The request:
Tally the lines that include "candidates". Output the number only.

Listing:
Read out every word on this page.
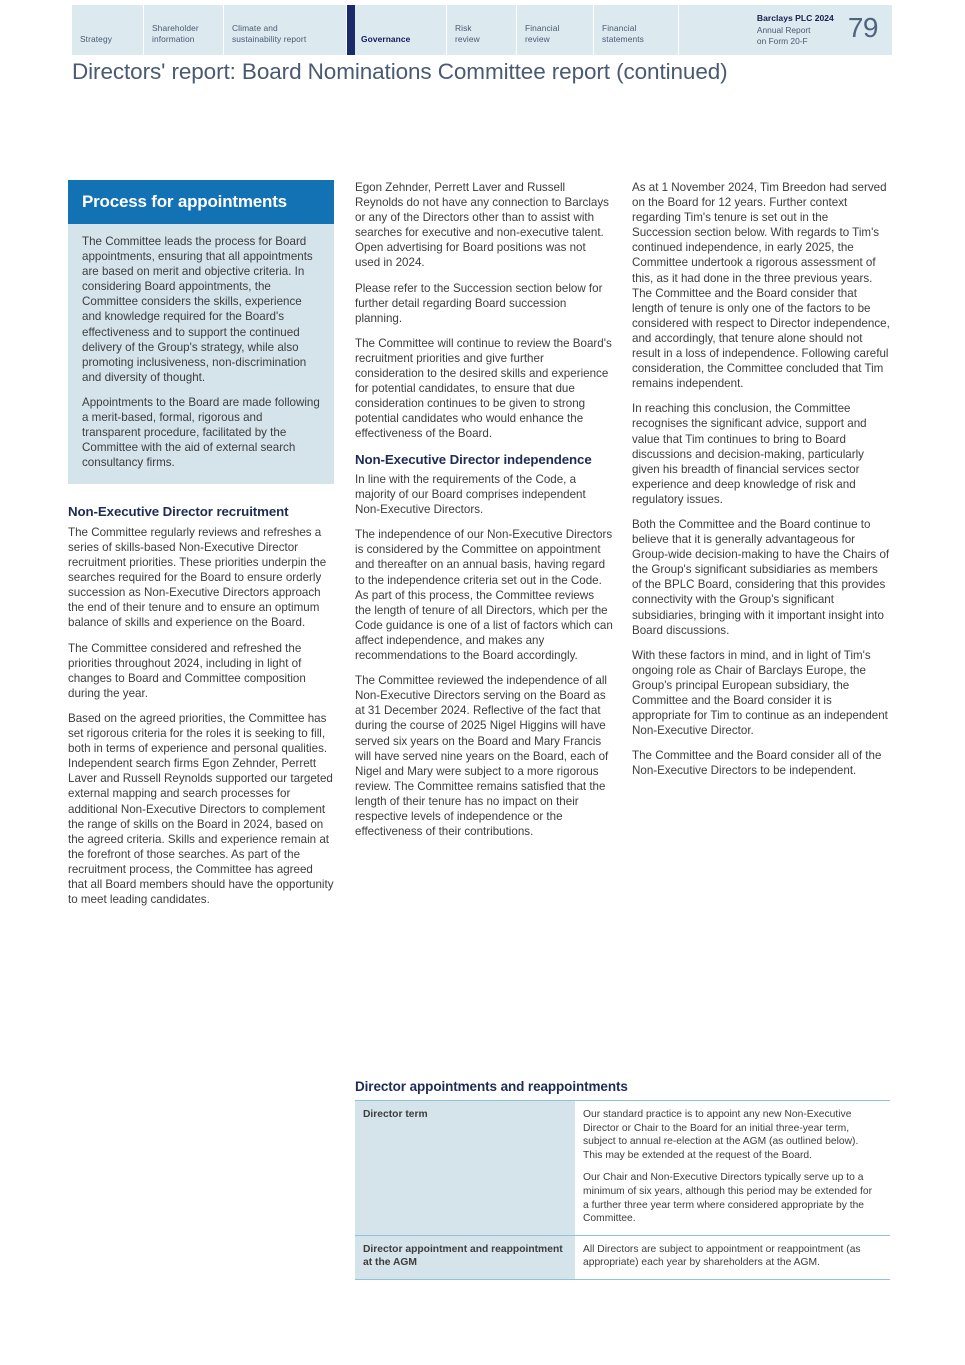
Strategy
Shareholder
information
Climate and
sustainability report	Governance
Risk
review
Financial
review
Financial
statements
Barclays PLC 2024
Annual Report
on Form 20-F	79
Directors' report: Board Nominations Committee report (continued)
Process for appointments

The Committee leads the process for Board appointments, ensuring that all appointments are based on merit and objective criteria. In considering Board appointments, the Committee considers the skills, experience and knowledge required for the Board's effectiveness and to support the continued delivery of the Group's strategy, while also promoting inclusiveness, non-discrimination and diversity of thought.

Appointments to the Board are made following a merit-based, formal, rigorous and transparent procedure, facilitated by the Committee with the aid of external search consultancy firms.

Non-Executive Director recruitment

The Committee regularly reviews and refreshes a series of skills-based Non-Executive Director recruitment priorities. These priorities underpin the searches required for the Board to ensure orderly succession as Non-Executive Directors approach the end of their tenure and to ensure an optimum balance of skills and experience on the Board.

The Committee considered and refreshed the priorities throughout 2024, including in light of changes to Board and Committee composition during the year.

Based on the agreed priorities, the Committee has set rigorous criteria for the roles it is seeking to fill, both in terms of experience and personal qualities. Independent search firms Egon Zehnder, Perrett Laver and Russell Reynolds supported our targeted external mapping and search processes for additional Non-Executive Directors to complement the range of skills on the Board in 2024, based on the agreed criteria. Skills and experience remain at the forefront of those searches. As part of the recruitment process, the Committee has agreed that all Board members should have the opportunity to meet leading candidates.

Egon Zehnder, Perrett Laver and Russell Reynolds do not have any connection to Barclays or any of the Directors other than to assist with searches for executive and non-executive talent. Open advertising for Board positions was not used in 2024.

Please refer to the Succession section below for further detail regarding Board succession planning.

The Committee will continue to review the Board's recruitment priorities and give further consideration to the desired skills and experience for potential candidates, to ensure that due consideration continues to be given to strong potential candidates who would enhance the effectiveness of the Board.

Non-Executive Director independence

In line with the requirements of the Code, a majority of our Board comprises independent Non-Executive Directors.

The independence of our Non-Executive Directors is considered by the Committee on appointment and thereafter on an annual basis, having regard to the independence criteria set out in the Code. As part of this process, the Committee reviews the length of tenure of all Directors, which per the Code guidance is one of a list of factors which can affect independence, and makes any recommendations to the Board accordingly.

The Committee reviewed the independence of all Non-Executive Directors serving on the Board as at 31 December 2024. Reflective of the fact that during the course of 2025 Nigel Higgins will have served six years on the Board and Mary Francis will have served nine years on the Board, each of Nigel and Mary were subject to a more rigorous review. The Committee remains satisfied that the length of their tenure has no impact on their respective levels of independence or the effectiveness of their contributions.

As at 1 November 2024, Tim Breedon had served on the Board for 12 years. Further context regarding Tim's tenure is set out in the Succession section below. With regards to Tim's continued independence, in early 2025, the Committee undertook a rigorous assessment of this, as it had done in the three previous years. The Committee and the Board consider that length of tenure is only one of the factors to be considered with respect to Director independence, and accordingly, that tenure alone should not result in a loss of independence. Following careful consideration, the Committee concluded that Tim remains independent.

In reaching this conclusion, the Committee recognises the significant advice, support and value that Tim continues to bring to Board discussions and decision-making, particularly given his breadth of financial services sector experience and deep knowledge of risk and regulatory issues.

Both the Committee and the Board continue to believe that it is generally advantageous for Group-wide decision-making to have the Chairs of the Group's significant subsidiaries as members of the BPLC Board, considering that this provides connectivity with the Group's significant subsidiaries, bringing with it important insight into Board discussions.

With these factors in mind, and in light of Tim's ongoing role as Chair of Barclays Europe, the Group's principal European subsidiary, the Committee and the Board consider it is appropriate for Tim to continue as an independent Non-Executive Director.

The Committee and the Board consider all of the Non-Executive Directors to be independent.

Director appointments and reappointments
Director term	Our standard practice is to appoint any new Non-Executive Director or Chair to the Board for an initial three-year term, subject to annual re-election at the AGM (as outlined below). This may be extended at the request of the Board.

Our Chair and Non-Executive Directors typically serve up to a minimum of six years, although this period may be extended for a further three year term where considered appropriate by the Committee.

Director appointment and reappointment at the AGM	All Directors are subject to appointment or reappointment (as appropriate) each year by shareholders at the AGM.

Solved exercise:
2